TASK GOAL: Pick out each line of the listing below that contains the string "foreclosures", and copy those lines.

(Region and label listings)
---

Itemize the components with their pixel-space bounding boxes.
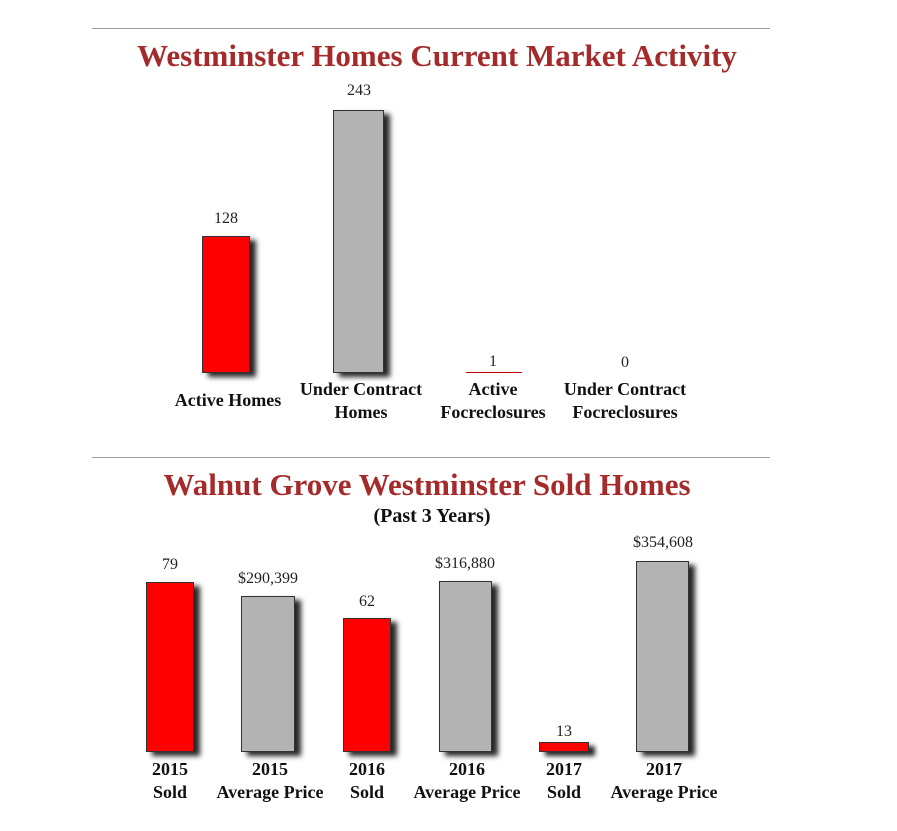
bar-2015-sold [146,582,194,752]
bar-2016-sold [343,618,391,752]
market-activity-title: Westminster Homes Current Market Activit… [137,38,737,73]
bar-value-2015-average-price: $290,399 [238,570,298,587]
bar-2017-sold [539,742,589,752]
bar-label-2016-sold: 2016 Sold [349,759,385,802]
bar-value-active-foreclosures: 1 [489,353,497,370]
bar-value-2017-sold: 13 [556,723,572,740]
bar-value-2016-sold: 62 [359,593,375,610]
middle-divider [92,457,770,458]
bar-label-2017-average-price: 2017 Average Price [610,759,718,802]
bar-value-active-homes: 128 [214,210,238,227]
bar-label-2015-sold: 2015 Sold [152,759,188,802]
bar-value-2017-average-price: $354,608 [633,534,693,551]
bar-label-under-contract-foreclosures: Under Contract Focreclosures [563,379,687,422]
bar-label-under-contract-homes: Under Contract Homes [299,379,423,422]
sold-homes-title: Walnut Grove Westminster Sold Homes [163,467,691,502]
bar-2016-average-price [439,581,492,752]
bar-value-2016-average-price: $316,880 [435,555,495,572]
bar-active-foreclosures [466,372,522,373]
bar-value-under-contract-foreclosures: 0 [621,354,629,371]
bar-value-2015-sold: 79 [162,556,178,573]
top-divider [92,28,770,29]
bar-label-active-foreclosures: Active Focreclosures [440,379,546,422]
bar-label-2016-average-price: 2016 Average Price [413,759,521,802]
bar-label-2017-sold: 2017 Sold [546,759,582,802]
sold-homes-subtitle: (Past 3 Years) [373,505,491,527]
bar-label-active-homes: Active Homes [174,390,282,410]
bar-label-2015-average-price: 2015 Average Price [216,759,324,802]
bar-2017-average-price [636,561,689,752]
bar-2015-average-price [241,596,295,752]
bar-under-contract-homes [333,110,384,373]
bar-value-under-contract-homes: 243 [347,82,371,99]
bar-active-homes [202,236,250,373]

---

WORKED SOLUTION:
bar-value-active-foreclosures: 1 [489,353,497,370]
bar-label-under-contract-foreclosures: Under Contract Focreclosures [563,379,687,422]
bar-active-foreclosures [466,372,522,373]
bar-value-under-contract-foreclosures: 0 [621,354,629,371]
bar-label-active-foreclosures: Active Focreclosures [440,379,546,422]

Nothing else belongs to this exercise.